Your task is to copy every record exactly.

◆ Source data:
####
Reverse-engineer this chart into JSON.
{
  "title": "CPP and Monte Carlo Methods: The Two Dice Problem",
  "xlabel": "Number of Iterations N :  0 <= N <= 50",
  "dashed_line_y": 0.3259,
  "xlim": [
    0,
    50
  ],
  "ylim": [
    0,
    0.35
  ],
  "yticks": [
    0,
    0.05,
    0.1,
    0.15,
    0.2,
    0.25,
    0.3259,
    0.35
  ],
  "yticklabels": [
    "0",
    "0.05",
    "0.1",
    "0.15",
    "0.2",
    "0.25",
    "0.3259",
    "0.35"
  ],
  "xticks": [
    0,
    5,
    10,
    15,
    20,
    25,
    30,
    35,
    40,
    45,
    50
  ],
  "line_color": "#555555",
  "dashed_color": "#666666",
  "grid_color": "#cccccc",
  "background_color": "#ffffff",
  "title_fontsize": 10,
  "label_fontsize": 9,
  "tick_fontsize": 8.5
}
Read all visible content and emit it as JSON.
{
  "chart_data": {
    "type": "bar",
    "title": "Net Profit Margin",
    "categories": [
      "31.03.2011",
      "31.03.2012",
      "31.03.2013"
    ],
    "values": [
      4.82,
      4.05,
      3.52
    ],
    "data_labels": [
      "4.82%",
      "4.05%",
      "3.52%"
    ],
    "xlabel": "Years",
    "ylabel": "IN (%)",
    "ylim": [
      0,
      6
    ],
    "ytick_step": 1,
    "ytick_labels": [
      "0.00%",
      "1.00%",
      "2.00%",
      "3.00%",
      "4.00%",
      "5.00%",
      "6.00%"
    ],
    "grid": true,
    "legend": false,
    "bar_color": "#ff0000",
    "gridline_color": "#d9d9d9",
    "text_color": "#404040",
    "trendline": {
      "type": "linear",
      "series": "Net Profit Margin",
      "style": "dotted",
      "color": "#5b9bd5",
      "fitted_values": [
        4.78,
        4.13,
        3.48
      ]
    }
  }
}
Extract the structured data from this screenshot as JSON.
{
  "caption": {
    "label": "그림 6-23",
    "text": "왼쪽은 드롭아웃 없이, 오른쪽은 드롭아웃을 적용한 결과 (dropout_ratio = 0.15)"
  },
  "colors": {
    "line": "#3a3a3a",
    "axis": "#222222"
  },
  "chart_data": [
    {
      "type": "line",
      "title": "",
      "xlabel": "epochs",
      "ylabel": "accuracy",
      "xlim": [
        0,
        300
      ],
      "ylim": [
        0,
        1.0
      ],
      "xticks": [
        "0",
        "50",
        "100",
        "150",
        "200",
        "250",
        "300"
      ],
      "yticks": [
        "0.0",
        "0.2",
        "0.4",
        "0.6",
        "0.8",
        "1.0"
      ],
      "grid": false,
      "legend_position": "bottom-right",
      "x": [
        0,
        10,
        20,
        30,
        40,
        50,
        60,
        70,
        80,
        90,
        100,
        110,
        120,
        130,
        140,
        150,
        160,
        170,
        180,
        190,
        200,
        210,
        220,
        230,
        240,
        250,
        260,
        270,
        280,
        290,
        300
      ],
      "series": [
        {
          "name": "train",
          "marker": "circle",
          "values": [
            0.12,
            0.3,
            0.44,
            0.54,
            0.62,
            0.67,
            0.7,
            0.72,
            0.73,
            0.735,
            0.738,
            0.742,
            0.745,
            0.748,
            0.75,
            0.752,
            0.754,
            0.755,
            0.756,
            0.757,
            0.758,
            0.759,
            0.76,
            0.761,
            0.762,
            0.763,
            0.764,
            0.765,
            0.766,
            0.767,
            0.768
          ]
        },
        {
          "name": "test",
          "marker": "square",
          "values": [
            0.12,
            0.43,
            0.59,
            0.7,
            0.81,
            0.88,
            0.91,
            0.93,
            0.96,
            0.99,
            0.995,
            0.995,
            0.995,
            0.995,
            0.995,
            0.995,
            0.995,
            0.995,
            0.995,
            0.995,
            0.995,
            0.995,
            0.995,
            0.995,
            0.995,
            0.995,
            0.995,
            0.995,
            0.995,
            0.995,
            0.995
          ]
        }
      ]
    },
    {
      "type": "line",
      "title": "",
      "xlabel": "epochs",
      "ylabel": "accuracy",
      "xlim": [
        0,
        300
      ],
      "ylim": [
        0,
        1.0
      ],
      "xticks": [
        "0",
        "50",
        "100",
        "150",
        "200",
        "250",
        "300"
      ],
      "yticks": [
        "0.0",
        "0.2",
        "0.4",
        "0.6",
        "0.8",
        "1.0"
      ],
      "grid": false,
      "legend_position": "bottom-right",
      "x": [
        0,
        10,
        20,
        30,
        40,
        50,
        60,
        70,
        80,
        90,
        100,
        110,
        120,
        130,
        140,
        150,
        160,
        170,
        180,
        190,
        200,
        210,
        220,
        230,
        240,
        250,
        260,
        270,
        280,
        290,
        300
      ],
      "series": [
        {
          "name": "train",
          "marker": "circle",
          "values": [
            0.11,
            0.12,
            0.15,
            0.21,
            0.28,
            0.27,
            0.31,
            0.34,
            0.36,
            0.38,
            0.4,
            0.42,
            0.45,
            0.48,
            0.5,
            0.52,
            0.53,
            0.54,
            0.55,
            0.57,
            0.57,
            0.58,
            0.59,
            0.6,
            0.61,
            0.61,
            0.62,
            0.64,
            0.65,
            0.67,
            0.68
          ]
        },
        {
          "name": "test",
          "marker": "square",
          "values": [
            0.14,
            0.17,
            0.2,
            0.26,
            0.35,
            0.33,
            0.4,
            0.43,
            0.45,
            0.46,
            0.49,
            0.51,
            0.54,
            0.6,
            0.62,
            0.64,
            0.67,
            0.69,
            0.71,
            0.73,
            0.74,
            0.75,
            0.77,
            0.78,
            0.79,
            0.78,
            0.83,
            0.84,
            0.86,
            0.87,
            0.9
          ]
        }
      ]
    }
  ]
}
####
◆ The solution:
Reverse-engineer this chart into JSON.
{
  "title": "CPP and Monte Carlo Methods: The Two Dice Problem",
  "xlabel": "Number of Iterations N :  0 <= N <= 50",
  "dashed_line_y": 0.3259,
  "xlim": [
    0,
    50
  ],
  "ylim": [
    0,
    0.35
  ],
  "yticks": [
    0,
    0.05,
    0.1,
    0.15,
    0.2,
    0.25,
    0.3259,
    0.35
  ],
  "yticklabels": [
    "0",
    "0.05",
    "0.1",
    "0.15",
    "0.2",
    "0.25",
    "0.3259",
    "0.35"
  ],
  "xticks": [
    0,
    5,
    10,
    15,
    20,
    25,
    30,
    35,
    40,
    45,
    50
  ],
  "line_color": "#555555",
  "dashed_color": "#666666",
  "grid_color": "#cccccc",
  "background_color": "#ffffff",
  "title_fontsize": 10,
  "label_fontsize": 9,
  "tick_fontsize": 8.5
}
Read all visible content and emit it as JSON.
{
  "chart_data": {
    "type": "bar",
    "title": "Net Profit Margin",
    "categories": [
      "31.03.2011",
      "31.03.2012",
      "31.03.2013"
    ],
    "values": [
      4.82,
      4.05,
      3.52
    ],
    "data_labels": [
      "4.82%",
      "4.05%",
      "3.52%"
    ],
    "xlabel": "Years",
    "ylabel": "IN (%)",
    "ylim": [
      0,
      6
    ],
    "ytick_step": 1,
    "ytick_labels": [
      "0.00%",
      "1.00%",
      "2.00%",
      "3.00%",
      "4.00%",
      "5.00%",
      "6.00%"
    ],
    "grid": true,
    "legend": false,
    "bar_color": "#ff0000",
    "gridline_color": "#d9d9d9",
    "text_color": "#404040",
    "trendline": {
      "type": "linear",
      "series": "Net Profit Margin",
      "style": "dotted",
      "color": "#5b9bd5",
      "fitted_values": [
        4.78,
        4.13,
        3.48
      ]
    }
  }
}
Extract the structured data from this screenshot as JSON.
{
  "caption": {
    "label": "그림 6-23",
    "text": "왼쪽은 드롭아웃 없이, 오른쪽은 드롭아웃을 적용한 결과 (dropout_ratio = 0.15)"
  },
  "colors": {
    "line": "#3a3a3a",
    "axis": "#222222"
  },
  "chart_data": [
    {
      "type": "line",
      "title": "",
      "xlabel": "epochs",
      "ylabel": "accuracy",
      "xlim": [
        0,
        300
      ],
      "ylim": [
        0,
        1.0
      ],
      "xticks": [
        "0",
        "50",
        "100",
        "150",
        "200",
        "250",
        "300"
      ],
      "yticks": [
        "0.0",
        "0.2",
        "0.4",
        "0.6",
        "0.8",
        "1.0"
      ],
      "grid": false,
      "legend_position": "bottom-right",
      "x": [
        0,
        10,
        20,
        30,
        40,
        50,
        60,
        70,
        80,
        90,
        100,
        110,
        120,
        130,
        140,
        150,
        160,
        170,
        180,
        190,
        200,
        210,
        220,
        230,
        240,
        250,
        260,
        270,
        280,
        290,
        300
      ],
      "series": [
        {
          "name": "train",
          "marker": "circle",
          "values": [
            0.12,
            0.3,
            0.44,
            0.54,
            0.62,
            0.67,
            0.7,
            0.72,
            0.73,
            0.735,
            0.738,
            0.742,
            0.745,
            0.748,
            0.75,
            0.752,
            0.754,
            0.755,
            0.756,
            0.757,
            0.758,
            0.759,
            0.76,
            0.761,
            0.762,
            0.763,
            0.764,
            0.765,
            0.766,
            0.767,
            0.768
          ]
        },
        {
          "name": "test",
          "marker": "square",
          "values": [
            0.12,
            0.43,
            0.59,
            0.7,
            0.81,
            0.88,
            0.91,
            0.93,
            0.96,
            0.99,
            0.995,
            0.995,
            0.995,
            0.995,
            0.995,
            0.995,
            0.995,
            0.995,
            0.995,
            0.995,
            0.995,
            0.995,
            0.995,
            0.995,
            0.995,
            0.995,
            0.995,
            0.995,
            0.995,
            0.995,
            0.995
          ]
        }
      ]
    },
    {
      "type": "line",
      "title": "",
      "xlabel": "epochs",
      "ylabel": "accuracy",
      "xlim": [
        0,
        300
      ],
      "ylim": [
        0,
        1.0
      ],
      "xticks": [
        "0",
        "50",
        "100",
        "150",
        "200",
        "250",
        "300"
      ],
      "yticks": [
        "0.0",
        "0.2",
        "0.4",
        "0.6",
        "0.8",
        "1.0"
      ],
      "grid": false,
      "legend_position": "bottom-right",
      "x": [
        0,
        10,
        20,
        30,
        40,
        50,
        60,
        70,
        80,
        90,
        100,
        110,
        120,
        130,
        140,
        150,
        160,
        170,
        180,
        190,
        200,
        210,
        220,
        230,
        240,
        250,
        260,
        270,
        280,
        290,
        300
      ],
      "series": [
        {
          "name": "train",
          "marker": "circle",
          "values": [
            0.11,
            0.12,
            0.15,
            0.21,
            0.28,
            0.27,
            0.31,
            0.34,
            0.36,
            0.38,
            0.4,
            0.42,
            0.45,
            0.48,
            0.5,
            0.52,
            0.53,
            0.54,
            0.55,
            0.57,
            0.57,
            0.58,
            0.59,
            0.6,
            0.61,
            0.61,
            0.62,
            0.64,
            0.65,
            0.67,
            0.68
          ]
        },
        {
          "name": "test",
          "marker": "square",
          "values": [
            0.14,
            0.17,
            0.2,
            0.26,
            0.35,
            0.33,
            0.4,
            0.43,
            0.45,
            0.46,
            0.49,
            0.51,
            0.54,
            0.6,
            0.62,
            0.64,
            0.67,
            0.69,
            0.71,
            0.73,
            0.74,
            0.75,
            0.77,
            0.78,
            0.79,
            0.78,
            0.83,
            0.84,
            0.86,
            0.87,
            0.9
          ]
        }
      ]
    }
  ]
}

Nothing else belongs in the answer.